## What you should do
Count the lines that hold the string "value". Reply with the number alone.

+++ Dataset extract +++

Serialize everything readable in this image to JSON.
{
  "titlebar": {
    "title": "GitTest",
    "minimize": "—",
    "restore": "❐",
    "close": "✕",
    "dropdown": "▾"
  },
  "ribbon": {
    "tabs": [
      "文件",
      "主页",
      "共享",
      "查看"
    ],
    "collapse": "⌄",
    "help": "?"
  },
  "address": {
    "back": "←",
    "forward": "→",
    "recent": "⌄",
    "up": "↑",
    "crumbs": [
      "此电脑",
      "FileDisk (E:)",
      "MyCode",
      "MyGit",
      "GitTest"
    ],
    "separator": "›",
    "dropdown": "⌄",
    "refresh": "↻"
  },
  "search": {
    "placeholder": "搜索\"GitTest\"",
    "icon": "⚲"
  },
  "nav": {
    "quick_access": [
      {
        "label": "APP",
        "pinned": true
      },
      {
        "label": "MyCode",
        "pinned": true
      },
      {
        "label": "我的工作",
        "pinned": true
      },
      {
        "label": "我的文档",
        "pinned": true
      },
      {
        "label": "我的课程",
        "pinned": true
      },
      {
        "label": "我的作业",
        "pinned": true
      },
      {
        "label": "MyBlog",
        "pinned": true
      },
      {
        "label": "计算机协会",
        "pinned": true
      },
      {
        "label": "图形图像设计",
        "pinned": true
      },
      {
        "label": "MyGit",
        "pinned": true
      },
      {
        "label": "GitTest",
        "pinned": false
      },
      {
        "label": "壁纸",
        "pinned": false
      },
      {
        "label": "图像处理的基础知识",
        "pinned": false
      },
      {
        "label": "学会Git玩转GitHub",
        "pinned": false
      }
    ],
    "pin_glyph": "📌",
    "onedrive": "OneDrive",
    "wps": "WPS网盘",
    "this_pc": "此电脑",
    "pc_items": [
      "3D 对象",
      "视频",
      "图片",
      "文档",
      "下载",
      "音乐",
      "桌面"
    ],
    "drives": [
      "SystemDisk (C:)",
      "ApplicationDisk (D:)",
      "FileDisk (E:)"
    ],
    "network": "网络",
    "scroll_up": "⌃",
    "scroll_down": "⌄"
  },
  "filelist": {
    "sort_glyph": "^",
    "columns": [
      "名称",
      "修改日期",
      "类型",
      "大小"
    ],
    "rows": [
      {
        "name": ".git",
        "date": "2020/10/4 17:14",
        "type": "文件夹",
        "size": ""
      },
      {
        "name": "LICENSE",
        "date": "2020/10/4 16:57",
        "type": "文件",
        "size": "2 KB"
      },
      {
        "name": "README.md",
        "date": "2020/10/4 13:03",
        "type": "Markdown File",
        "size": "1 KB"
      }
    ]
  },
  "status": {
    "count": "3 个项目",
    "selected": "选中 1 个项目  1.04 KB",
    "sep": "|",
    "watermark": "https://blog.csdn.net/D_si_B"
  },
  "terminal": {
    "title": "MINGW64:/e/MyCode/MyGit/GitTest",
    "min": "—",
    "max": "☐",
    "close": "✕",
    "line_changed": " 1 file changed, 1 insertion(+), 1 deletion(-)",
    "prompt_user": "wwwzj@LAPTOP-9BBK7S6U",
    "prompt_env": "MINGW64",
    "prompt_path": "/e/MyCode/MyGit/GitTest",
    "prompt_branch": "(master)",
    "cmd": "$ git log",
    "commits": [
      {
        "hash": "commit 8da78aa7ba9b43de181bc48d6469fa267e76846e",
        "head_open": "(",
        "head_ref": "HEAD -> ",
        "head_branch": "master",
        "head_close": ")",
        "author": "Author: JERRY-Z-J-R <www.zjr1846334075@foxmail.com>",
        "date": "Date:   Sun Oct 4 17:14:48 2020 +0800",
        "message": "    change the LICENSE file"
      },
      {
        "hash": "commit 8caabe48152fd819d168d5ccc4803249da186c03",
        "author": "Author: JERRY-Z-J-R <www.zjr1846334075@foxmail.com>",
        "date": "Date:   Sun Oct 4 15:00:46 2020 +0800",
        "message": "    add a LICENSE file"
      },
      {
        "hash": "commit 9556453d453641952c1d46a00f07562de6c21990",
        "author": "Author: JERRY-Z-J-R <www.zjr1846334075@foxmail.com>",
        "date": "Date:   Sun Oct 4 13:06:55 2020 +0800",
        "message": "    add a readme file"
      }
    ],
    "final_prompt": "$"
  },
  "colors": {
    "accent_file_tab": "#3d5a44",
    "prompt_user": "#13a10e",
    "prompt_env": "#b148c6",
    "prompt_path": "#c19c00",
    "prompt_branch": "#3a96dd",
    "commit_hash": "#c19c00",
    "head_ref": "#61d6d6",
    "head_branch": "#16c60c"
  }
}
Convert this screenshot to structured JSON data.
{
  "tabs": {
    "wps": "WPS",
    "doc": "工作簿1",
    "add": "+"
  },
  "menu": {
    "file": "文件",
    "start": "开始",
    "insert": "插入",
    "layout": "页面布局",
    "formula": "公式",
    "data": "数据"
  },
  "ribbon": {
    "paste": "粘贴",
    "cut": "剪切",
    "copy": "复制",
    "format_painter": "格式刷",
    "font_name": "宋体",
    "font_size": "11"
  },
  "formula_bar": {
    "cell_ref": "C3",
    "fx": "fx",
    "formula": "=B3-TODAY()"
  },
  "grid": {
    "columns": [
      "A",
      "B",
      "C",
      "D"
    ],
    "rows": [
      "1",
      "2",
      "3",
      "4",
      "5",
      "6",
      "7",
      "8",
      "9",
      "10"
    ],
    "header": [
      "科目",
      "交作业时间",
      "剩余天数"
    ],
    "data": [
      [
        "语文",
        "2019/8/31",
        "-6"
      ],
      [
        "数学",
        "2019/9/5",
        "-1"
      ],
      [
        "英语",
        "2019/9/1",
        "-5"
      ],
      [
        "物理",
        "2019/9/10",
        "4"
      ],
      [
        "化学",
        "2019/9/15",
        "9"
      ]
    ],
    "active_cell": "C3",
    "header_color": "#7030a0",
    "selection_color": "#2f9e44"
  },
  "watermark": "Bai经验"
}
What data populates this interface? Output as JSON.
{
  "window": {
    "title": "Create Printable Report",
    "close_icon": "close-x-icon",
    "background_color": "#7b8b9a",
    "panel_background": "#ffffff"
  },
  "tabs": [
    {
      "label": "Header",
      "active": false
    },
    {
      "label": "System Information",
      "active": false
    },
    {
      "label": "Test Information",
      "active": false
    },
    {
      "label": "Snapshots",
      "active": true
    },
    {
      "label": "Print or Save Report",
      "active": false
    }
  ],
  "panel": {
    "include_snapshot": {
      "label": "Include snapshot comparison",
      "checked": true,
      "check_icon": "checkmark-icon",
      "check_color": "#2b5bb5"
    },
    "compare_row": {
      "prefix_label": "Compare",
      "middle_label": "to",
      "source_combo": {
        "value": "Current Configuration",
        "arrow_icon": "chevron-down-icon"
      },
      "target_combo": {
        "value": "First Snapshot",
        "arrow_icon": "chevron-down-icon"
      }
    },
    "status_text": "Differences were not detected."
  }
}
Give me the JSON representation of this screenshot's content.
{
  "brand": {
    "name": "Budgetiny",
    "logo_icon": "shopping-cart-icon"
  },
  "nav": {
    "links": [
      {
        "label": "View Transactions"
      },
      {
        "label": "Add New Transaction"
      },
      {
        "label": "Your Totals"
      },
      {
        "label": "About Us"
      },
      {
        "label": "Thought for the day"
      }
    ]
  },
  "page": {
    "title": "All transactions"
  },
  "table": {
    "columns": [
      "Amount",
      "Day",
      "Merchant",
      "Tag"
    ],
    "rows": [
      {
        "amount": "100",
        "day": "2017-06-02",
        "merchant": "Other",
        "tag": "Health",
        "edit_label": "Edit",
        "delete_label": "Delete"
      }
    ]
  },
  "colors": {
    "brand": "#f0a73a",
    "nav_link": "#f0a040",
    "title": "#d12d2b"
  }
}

+++

## Solution for this exercise
2